*** Dataset extract ***

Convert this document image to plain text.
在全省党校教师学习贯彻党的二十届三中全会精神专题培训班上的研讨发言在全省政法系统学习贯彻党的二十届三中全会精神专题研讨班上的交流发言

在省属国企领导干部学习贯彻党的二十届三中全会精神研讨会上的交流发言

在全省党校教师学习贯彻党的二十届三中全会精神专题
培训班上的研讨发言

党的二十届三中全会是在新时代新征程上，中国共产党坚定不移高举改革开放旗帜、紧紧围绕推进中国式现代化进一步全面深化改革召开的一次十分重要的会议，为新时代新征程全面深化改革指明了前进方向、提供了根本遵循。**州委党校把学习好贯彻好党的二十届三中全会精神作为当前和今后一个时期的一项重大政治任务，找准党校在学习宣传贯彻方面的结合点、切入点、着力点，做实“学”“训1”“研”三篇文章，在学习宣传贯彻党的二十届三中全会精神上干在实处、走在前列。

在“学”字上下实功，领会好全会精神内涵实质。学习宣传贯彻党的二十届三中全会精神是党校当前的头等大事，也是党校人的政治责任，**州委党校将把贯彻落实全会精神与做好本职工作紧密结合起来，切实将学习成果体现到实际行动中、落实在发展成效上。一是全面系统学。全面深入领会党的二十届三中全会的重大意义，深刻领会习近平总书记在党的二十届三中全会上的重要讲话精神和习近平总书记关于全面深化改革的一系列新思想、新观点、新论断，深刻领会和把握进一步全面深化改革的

***
*** Dataset extract ***

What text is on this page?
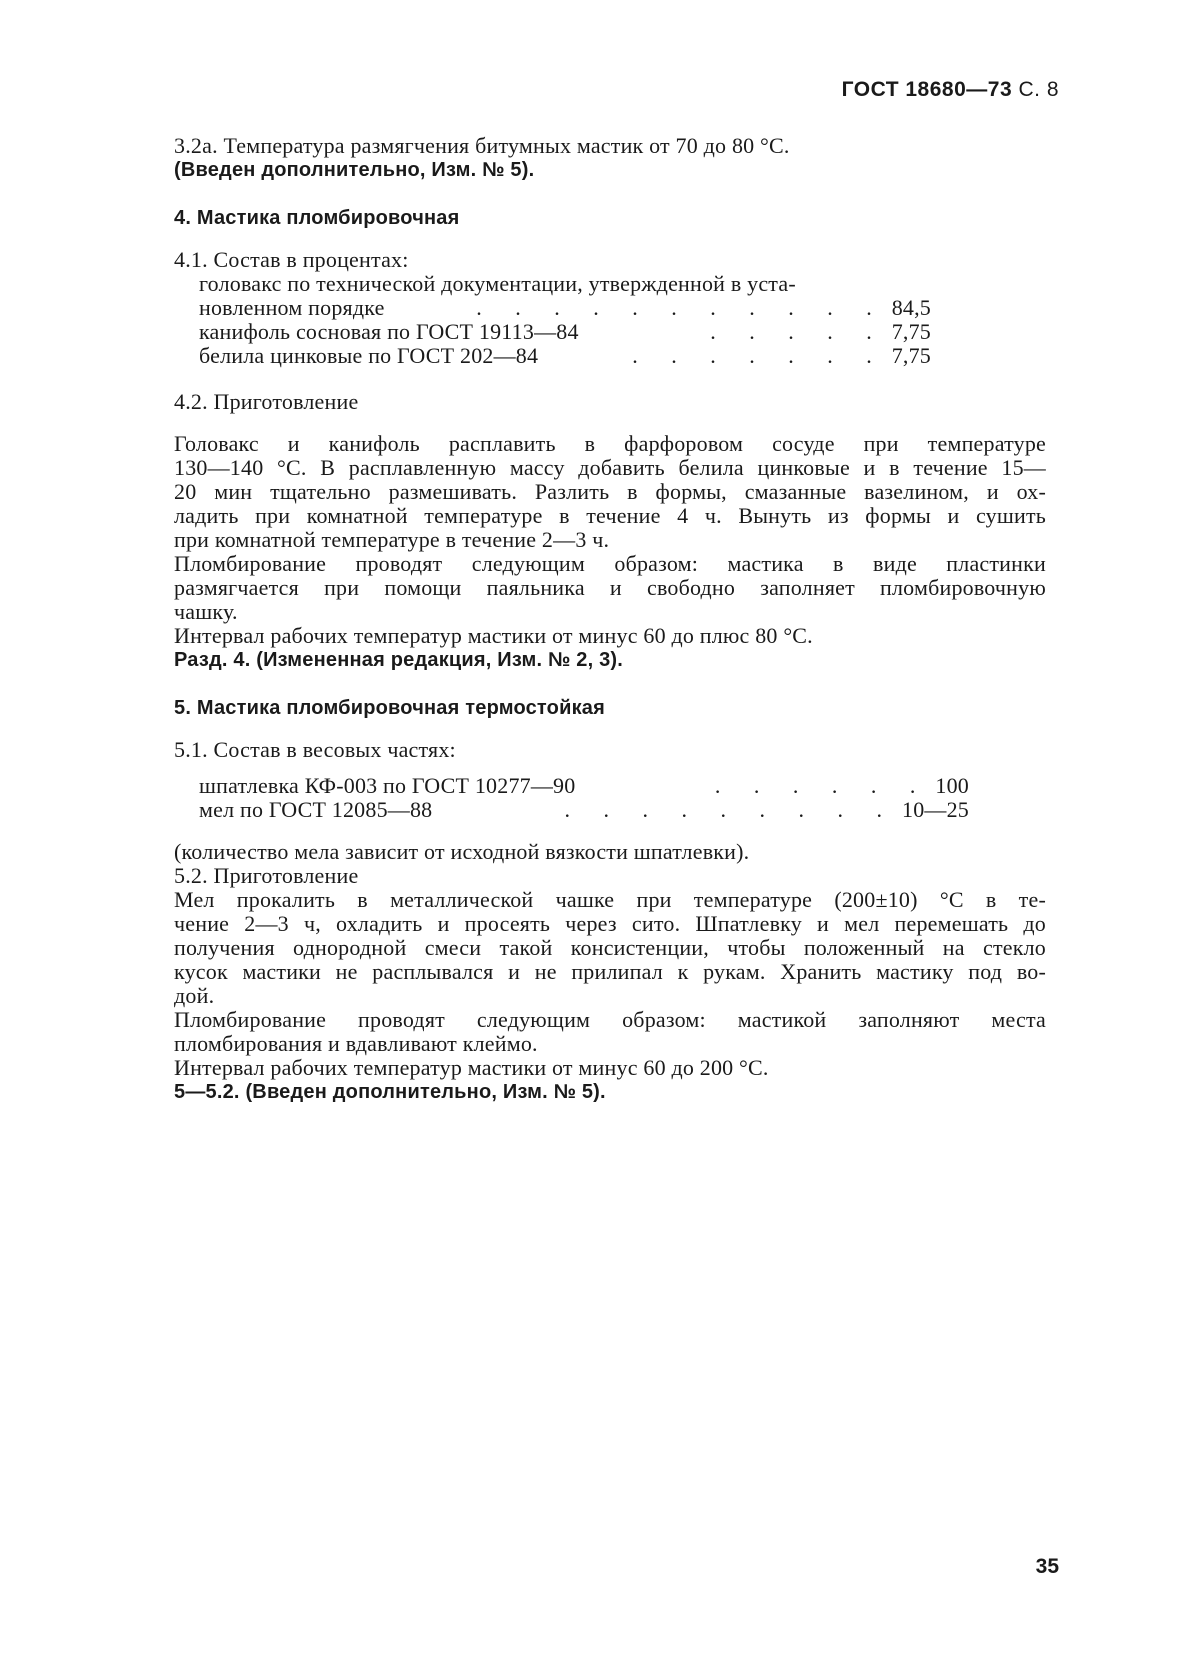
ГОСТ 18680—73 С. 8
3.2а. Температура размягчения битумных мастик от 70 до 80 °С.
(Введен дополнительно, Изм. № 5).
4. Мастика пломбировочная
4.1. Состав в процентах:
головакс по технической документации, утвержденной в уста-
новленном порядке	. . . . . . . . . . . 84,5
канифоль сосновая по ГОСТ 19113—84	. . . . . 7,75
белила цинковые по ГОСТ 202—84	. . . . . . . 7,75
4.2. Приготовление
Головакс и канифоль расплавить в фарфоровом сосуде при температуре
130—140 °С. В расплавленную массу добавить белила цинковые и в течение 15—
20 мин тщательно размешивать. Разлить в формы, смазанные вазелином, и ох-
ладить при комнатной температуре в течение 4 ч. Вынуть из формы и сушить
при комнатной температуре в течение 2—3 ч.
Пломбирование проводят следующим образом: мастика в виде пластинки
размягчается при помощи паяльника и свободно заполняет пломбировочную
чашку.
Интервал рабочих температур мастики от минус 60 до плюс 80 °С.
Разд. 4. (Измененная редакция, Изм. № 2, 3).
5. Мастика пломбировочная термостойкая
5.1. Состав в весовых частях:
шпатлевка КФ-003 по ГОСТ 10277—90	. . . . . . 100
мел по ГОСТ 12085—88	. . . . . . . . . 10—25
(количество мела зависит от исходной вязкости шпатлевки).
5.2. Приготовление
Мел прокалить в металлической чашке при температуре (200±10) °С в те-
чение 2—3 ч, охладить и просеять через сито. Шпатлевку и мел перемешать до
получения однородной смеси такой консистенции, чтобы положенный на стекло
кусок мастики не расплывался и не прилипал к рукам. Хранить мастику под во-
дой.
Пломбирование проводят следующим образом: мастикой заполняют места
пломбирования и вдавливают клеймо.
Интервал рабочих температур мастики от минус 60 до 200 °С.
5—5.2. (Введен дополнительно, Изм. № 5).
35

***

Extract every line of the records above that contains the word "Приготовление".

_Finished exercise_.
4.2. Приготовление
5.2. Приготовление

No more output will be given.